■ Written instruction
From the entries below, please gather each line containing the string "subject".

## Begin

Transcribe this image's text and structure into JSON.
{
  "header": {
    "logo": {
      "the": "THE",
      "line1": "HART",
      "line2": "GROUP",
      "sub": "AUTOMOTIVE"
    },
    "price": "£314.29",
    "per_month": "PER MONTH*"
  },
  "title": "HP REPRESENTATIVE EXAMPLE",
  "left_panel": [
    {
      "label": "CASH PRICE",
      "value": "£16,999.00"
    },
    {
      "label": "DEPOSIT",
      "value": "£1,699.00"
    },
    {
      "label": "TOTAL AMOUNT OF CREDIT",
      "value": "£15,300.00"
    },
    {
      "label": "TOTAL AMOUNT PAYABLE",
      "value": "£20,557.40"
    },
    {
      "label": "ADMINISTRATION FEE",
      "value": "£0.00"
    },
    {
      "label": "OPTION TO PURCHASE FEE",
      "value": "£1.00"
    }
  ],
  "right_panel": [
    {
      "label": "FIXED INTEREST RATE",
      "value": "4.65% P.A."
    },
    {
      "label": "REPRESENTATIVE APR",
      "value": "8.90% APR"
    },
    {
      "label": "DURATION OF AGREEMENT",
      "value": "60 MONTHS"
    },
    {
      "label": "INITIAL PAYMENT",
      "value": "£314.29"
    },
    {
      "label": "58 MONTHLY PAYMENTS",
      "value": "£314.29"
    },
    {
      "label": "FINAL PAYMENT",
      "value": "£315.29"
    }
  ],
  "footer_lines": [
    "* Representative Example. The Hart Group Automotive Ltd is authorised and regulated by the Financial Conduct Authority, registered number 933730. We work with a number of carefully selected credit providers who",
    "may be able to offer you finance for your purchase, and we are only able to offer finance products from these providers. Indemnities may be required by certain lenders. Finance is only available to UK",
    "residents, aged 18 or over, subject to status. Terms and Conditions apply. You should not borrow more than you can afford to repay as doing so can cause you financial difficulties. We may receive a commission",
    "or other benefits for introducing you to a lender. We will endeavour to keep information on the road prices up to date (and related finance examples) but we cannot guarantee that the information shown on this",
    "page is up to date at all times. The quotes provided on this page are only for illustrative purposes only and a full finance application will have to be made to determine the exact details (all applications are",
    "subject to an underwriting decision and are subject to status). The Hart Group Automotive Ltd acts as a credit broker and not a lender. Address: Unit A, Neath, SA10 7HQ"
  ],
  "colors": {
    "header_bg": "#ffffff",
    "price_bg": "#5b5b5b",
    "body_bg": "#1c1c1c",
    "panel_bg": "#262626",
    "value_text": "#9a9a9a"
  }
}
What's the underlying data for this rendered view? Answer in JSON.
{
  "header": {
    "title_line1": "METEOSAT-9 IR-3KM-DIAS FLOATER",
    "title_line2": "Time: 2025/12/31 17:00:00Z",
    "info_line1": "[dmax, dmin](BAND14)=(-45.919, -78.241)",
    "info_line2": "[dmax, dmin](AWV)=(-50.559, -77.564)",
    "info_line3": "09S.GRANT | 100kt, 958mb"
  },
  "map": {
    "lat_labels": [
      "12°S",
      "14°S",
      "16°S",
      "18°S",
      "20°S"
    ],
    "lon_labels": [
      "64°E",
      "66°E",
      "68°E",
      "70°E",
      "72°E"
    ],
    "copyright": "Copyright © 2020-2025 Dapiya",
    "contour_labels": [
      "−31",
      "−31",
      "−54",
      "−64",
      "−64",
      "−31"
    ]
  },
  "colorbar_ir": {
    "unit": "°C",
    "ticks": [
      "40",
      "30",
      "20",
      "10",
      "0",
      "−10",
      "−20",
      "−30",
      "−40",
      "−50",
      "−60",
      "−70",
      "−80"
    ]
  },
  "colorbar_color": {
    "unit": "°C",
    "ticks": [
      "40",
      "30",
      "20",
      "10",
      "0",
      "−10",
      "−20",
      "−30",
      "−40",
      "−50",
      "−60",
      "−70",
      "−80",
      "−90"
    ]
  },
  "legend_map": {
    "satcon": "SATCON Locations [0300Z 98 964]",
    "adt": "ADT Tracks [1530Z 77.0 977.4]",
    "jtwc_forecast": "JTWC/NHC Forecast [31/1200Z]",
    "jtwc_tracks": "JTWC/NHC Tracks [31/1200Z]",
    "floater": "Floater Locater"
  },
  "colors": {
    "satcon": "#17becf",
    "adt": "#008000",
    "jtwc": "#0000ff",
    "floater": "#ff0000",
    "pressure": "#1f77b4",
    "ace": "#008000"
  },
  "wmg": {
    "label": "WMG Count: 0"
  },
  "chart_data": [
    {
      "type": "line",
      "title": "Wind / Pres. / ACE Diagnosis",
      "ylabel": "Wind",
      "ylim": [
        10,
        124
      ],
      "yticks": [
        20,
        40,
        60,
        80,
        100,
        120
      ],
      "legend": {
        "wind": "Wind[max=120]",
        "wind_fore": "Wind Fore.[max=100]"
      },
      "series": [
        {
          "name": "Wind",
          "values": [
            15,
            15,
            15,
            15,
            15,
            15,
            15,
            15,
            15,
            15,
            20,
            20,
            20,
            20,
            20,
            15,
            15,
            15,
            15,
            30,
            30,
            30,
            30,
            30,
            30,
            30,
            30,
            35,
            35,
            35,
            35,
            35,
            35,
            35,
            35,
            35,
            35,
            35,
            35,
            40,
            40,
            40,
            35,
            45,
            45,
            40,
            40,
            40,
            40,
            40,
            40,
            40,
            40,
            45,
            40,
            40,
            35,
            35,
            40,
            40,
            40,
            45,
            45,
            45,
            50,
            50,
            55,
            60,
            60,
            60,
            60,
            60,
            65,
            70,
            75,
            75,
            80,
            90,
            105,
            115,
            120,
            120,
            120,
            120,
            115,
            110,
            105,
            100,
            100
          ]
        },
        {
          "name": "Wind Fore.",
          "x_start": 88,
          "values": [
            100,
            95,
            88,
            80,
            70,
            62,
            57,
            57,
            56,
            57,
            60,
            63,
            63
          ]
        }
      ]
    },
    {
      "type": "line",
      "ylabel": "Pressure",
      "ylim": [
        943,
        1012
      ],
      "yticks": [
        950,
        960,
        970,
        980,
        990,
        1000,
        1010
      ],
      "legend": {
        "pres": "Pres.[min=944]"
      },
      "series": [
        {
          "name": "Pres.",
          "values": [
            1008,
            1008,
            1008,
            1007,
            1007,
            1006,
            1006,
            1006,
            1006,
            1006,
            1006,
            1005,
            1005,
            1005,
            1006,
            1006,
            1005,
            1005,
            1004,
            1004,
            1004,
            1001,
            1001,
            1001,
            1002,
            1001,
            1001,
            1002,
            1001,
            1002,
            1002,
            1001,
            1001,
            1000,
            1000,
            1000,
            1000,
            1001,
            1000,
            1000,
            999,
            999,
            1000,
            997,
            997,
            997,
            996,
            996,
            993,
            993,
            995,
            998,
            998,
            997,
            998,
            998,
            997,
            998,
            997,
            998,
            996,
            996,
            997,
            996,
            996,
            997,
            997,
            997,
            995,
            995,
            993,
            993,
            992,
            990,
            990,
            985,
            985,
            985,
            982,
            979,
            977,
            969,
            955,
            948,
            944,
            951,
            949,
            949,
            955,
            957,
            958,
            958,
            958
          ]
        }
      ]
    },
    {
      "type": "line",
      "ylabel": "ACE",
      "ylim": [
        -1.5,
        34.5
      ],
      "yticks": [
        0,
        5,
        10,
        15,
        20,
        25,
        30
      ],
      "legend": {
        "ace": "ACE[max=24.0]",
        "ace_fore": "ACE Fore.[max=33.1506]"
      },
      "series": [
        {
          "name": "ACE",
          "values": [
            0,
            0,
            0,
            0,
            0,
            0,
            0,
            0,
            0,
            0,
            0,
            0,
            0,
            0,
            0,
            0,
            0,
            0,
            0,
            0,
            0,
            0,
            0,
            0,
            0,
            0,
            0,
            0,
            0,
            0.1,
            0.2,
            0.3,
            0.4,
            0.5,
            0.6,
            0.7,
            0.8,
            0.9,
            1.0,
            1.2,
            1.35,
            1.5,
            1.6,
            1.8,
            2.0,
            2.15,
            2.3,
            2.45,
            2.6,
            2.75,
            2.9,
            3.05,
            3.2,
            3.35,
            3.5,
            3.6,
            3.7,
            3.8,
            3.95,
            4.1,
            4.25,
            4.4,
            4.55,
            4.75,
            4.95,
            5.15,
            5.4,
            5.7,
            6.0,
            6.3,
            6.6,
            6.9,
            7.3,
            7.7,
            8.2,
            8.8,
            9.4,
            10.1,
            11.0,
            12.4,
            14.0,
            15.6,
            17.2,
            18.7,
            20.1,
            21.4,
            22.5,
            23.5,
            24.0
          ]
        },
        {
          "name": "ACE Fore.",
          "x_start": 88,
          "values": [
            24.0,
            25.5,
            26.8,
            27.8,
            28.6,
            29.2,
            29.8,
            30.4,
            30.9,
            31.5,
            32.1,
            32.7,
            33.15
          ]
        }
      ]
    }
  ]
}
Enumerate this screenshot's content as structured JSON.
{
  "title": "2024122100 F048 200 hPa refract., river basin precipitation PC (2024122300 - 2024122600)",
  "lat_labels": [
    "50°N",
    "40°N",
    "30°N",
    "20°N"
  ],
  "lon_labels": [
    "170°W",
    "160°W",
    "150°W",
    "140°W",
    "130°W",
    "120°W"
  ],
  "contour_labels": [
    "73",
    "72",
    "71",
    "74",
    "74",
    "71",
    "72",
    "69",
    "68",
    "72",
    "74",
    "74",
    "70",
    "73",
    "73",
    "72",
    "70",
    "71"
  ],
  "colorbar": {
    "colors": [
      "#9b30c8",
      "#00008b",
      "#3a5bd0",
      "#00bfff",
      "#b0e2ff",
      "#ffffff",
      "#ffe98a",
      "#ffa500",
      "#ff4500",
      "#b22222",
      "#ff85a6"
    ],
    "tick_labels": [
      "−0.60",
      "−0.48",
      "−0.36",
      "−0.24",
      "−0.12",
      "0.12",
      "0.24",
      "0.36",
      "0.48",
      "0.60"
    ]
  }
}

## End

■ Written response
    "residents, aged 18 or over, subject to status. Terms and Conditions apply. You should not borrow more than you can afford to repay as doing so can cause you financial difficulties. We may receive a commission",
    "subject to an underwriting decision and are subject to status). The Hart Group Automotive Ltd acts as a credit broker and not a lender. Address: Unit A, Neath, SA10 7HQ"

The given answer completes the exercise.